Dataset records
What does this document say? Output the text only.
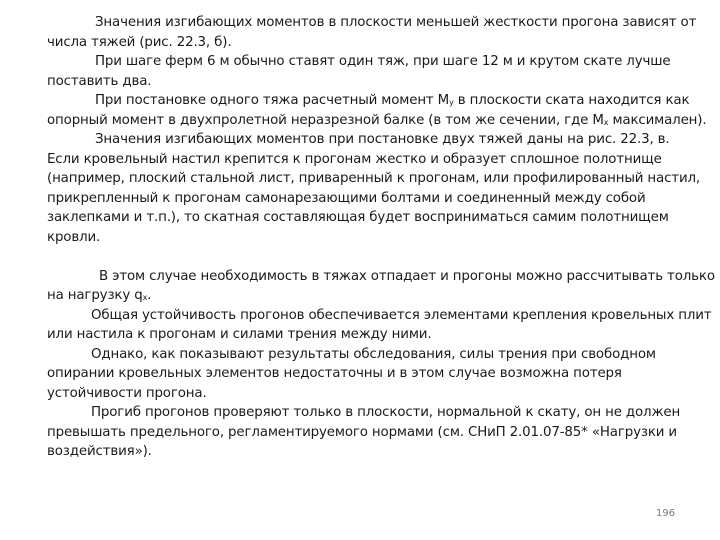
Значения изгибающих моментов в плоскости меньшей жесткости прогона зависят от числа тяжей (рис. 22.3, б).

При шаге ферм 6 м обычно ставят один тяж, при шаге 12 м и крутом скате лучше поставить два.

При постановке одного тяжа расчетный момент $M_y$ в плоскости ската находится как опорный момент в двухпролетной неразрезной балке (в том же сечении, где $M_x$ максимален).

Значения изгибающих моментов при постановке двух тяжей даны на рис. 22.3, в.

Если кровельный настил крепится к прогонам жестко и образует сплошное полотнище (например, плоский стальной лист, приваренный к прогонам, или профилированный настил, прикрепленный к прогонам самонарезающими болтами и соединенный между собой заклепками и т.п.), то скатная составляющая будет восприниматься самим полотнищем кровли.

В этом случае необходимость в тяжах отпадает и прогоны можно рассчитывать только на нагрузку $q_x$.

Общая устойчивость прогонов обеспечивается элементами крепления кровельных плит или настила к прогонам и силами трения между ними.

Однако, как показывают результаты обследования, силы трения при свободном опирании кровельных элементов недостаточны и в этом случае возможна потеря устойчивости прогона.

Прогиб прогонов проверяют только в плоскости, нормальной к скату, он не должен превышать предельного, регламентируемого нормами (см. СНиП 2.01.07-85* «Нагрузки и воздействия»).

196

---

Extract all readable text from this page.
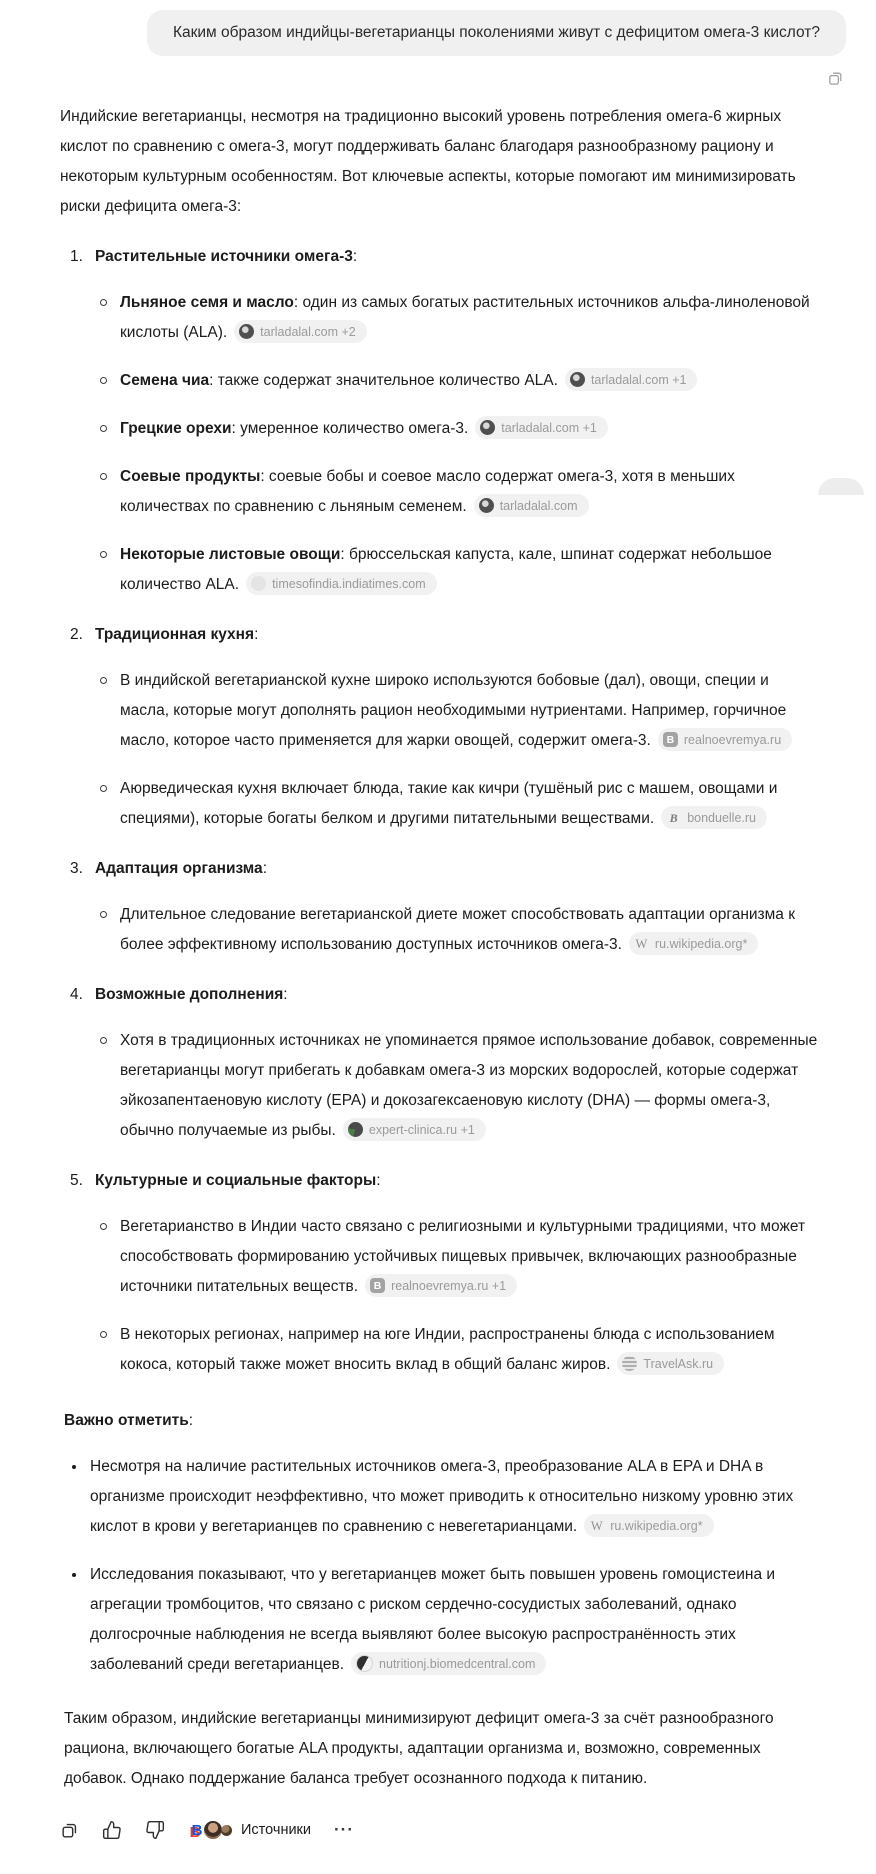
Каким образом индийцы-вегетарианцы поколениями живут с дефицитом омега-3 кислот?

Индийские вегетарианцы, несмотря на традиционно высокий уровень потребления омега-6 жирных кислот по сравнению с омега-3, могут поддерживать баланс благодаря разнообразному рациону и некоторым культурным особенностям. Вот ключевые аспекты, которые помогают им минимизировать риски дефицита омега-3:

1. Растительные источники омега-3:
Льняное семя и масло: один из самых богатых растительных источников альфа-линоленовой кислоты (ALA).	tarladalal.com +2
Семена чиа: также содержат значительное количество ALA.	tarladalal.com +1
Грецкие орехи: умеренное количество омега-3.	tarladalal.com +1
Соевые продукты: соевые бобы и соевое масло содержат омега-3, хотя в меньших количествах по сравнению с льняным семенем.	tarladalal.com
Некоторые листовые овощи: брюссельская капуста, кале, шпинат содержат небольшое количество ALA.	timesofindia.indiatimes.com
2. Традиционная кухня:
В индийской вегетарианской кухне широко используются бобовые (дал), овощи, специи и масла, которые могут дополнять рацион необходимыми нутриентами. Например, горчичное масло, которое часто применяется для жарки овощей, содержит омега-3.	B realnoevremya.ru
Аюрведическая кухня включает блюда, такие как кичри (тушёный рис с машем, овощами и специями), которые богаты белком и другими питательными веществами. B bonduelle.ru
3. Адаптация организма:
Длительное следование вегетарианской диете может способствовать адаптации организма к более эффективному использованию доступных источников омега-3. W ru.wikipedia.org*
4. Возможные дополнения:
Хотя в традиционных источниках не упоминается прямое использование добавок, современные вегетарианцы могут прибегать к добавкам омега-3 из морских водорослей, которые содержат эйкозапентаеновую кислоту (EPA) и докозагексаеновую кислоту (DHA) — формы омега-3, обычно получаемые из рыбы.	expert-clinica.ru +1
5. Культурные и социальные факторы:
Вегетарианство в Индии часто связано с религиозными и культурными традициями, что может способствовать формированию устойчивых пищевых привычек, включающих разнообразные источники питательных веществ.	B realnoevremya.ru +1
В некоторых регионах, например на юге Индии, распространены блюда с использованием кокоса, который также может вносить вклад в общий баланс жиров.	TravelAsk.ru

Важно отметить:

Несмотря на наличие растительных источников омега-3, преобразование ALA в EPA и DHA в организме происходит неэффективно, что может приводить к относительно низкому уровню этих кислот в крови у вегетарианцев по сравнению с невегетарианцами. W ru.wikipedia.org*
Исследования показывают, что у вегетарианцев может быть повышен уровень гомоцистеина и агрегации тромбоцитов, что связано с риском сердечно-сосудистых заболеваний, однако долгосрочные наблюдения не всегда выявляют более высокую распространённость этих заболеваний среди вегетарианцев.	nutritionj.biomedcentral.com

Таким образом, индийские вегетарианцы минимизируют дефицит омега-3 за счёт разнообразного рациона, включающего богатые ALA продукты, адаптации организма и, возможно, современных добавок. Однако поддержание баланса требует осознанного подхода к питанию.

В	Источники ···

--

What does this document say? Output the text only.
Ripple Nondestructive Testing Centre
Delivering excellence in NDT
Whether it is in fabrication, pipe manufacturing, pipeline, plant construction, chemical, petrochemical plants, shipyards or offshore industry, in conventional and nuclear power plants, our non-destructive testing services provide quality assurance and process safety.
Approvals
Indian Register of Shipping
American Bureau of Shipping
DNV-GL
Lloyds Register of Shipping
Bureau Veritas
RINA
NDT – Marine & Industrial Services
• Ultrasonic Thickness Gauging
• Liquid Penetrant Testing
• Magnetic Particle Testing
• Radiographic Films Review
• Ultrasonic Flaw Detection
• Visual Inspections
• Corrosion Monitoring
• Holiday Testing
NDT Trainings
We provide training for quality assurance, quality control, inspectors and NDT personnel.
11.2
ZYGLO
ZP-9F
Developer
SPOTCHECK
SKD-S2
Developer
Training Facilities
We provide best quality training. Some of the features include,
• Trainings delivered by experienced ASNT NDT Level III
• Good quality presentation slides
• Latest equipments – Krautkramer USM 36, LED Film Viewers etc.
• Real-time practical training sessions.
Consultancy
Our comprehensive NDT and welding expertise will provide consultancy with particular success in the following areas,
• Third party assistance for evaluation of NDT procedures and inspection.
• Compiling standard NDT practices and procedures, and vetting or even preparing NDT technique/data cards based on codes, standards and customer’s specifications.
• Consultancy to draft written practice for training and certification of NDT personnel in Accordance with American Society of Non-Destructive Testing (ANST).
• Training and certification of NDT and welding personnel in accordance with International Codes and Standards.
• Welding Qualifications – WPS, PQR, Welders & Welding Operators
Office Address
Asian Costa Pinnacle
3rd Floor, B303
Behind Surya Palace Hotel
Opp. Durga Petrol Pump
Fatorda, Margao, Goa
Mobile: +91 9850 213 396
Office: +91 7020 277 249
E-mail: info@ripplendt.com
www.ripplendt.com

**TASK DIRECTIONS:** Scan the listing above and identify each line holding the string "procedures"; copy every such line.

**THE REPLY:**
• Third party assistance for evaluation of NDT procedures and inspection.
• Compiling standard NDT practices and procedures, and vetting or even preparing NDT technique/data cards based on codes, standards and customer’s specifications.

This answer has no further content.